# [TASK GOAL]
Repeat the records below exactly, leaving out every picture.

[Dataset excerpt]

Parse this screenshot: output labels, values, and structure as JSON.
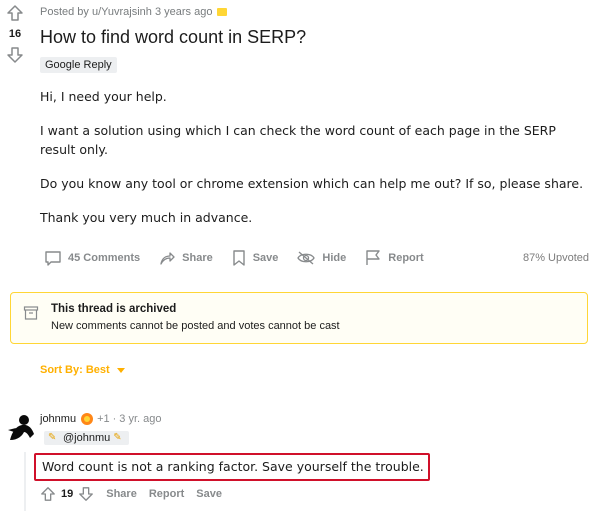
{
  "post": {
    "score": "16",
    "meta": "Posted by u/Yuvrajsinh 3 years ago",
    "title": "How to find word count in SERP?",
    "flair": "Google Reply",
    "body": [
      "Hi, I need your help.",
      "I want a solution using which I can check the word count of each page in the SERP result only.",
      "Do you know any tool or chrome extension which can help me out? If so, please share.",
      "Thank you very much in advance."
    ],
    "actions": {
      "comments": "45 Comments",
      "share": "Share",
      "save": "Save",
      "hide": "Hide",
      "report": "Report",
      "upvoted": "87% Upvoted"
    }
  },
  "archived": {
    "title": "This thread is archived",
    "message": "New comments cannot be posted and votes cannot be cast"
  },
  "sort": {
    "label": "Sort By: Best"
  },
  "comment": {
    "user": "johnmu",
    "karma": "+1",
    "separator": "·",
    "time": "3 yr. ago",
    "flair_handle": "@johnmu",
    "text": "Word count is not a ranking factor. Save yourself the trouble.",
    "score": "19",
    "share": "Share",
    "report": "Report",
    "save": "Save"
  },
  "colors": {
    "accent_yellow": "#ffd635",
    "sort_orange": "#ffb000",
    "highlight_red": "#d0102a"
  }
}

# [RESULT BELOW]
Parse this screenshot: output labels, values, and structure as JSON.
{
  "post": {
    "score": "16",
    "meta": "Posted by u/Yuvrajsinh 3 years ago",
    "title": "How to find word count in SERP?",
    "flair": "Google Reply",
    "body": [
      "Hi, I need your help.",
      "I want a solution using which I can check the word count of each page in the SERP result only.",
      "Do you know any tool or chrome extension which can help me out? If so, please share.",
      "Thank you very much in advance."
    ],
    "actions": {
      "comments": "45 Comments",
      "share": "Share",
      "save": "Save",
      "hide": "Hide",
      "report": "Report",
      "upvoted": "87% Upvoted"
    }
  },
  "archived": {
    "title": "This thread is archived",
    "message": "New comments cannot be posted and votes cannot be cast"
  },
  "sort": {
    "label": "Sort By: Best"
  },
  "comment": {
    "user": "johnmu",
    "karma": "+1",
    "separator": "·",
    "time": "3 yr. ago",
    "flair_handle": "@johnmu",
    "text": "Word count is not a ranking factor. Save yourself the trouble.",
    "score": "19",
    "share": "Share",
    "report": "Report",
    "save": "Save"
  },
  "colors": {
    "accent_yellow": "#ffd635",
    "sort_orange": "#ffb000",
    "highlight_red": "#d0102a"
  }
}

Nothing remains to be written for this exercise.